— MATERIAL FOR THIS TASK —
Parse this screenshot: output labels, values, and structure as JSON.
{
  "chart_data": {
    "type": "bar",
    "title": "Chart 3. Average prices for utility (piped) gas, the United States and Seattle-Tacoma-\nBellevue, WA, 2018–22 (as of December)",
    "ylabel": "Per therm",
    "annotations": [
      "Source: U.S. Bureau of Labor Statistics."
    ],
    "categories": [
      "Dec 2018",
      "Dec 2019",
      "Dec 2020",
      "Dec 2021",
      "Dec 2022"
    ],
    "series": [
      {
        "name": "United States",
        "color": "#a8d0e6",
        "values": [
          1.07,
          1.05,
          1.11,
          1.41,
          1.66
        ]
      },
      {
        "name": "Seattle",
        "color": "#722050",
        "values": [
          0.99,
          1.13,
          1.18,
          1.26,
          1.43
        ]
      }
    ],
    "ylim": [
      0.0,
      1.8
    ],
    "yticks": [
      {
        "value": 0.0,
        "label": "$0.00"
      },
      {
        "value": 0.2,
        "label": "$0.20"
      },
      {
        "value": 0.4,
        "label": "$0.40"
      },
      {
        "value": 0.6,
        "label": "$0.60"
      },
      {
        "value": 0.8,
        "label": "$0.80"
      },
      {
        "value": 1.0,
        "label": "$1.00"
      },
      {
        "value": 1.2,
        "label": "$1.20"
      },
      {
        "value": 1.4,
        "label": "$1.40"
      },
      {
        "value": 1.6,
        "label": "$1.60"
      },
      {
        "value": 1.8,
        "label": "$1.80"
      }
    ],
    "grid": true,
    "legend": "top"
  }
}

— WORK TO COMPLETE —
Go through the records above and set each one down exactly, please.

— RESPONSE —
Parse this screenshot: output labels, values, and structure as JSON.
{
  "chart_data": {
    "type": "bar",
    "title": "Chart 3. Average prices for utility (piped) gas, the United States and Seattle-Tacoma-\nBellevue, WA, 2018–22 (as of December)",
    "ylabel": "Per therm",
    "annotations": [
      "Source: U.S. Bureau of Labor Statistics."
    ],
    "categories": [
      "Dec 2018",
      "Dec 2019",
      "Dec 2020",
      "Dec 2021",
      "Dec 2022"
    ],
    "series": [
      {
        "name": "United States",
        "color": "#a8d0e6",
        "values": [
          1.07,
          1.05,
          1.11,
          1.41,
          1.66
        ]
      },
      {
        "name": "Seattle",
        "color": "#722050",
        "values": [
          0.99,
          1.13,
          1.18,
          1.26,
          1.43
        ]
      }
    ],
    "ylim": [
      0.0,
      1.8
    ],
    "yticks": [
      {
        "value": 0.0,
        "label": "$0.00"
      },
      {
        "value": 0.2,
        "label": "$0.20"
      },
      {
        "value": 0.4,
        "label": "$0.40"
      },
      {
        "value": 0.6,
        "label": "$0.60"
      },
      {
        "value": 0.8,
        "label": "$0.80"
      },
      {
        "value": 1.0,
        "label": "$1.00"
      },
      {
        "value": 1.2,
        "label": "$1.20"
      },
      {
        "value": 1.4,
        "label": "$1.40"
      },
      {
        "value": 1.6,
        "label": "$1.60"
      },
      {
        "value": 1.8,
        "label": "$1.80"
      }
    ],
    "grid": true,
    "legend": "top"
  }
}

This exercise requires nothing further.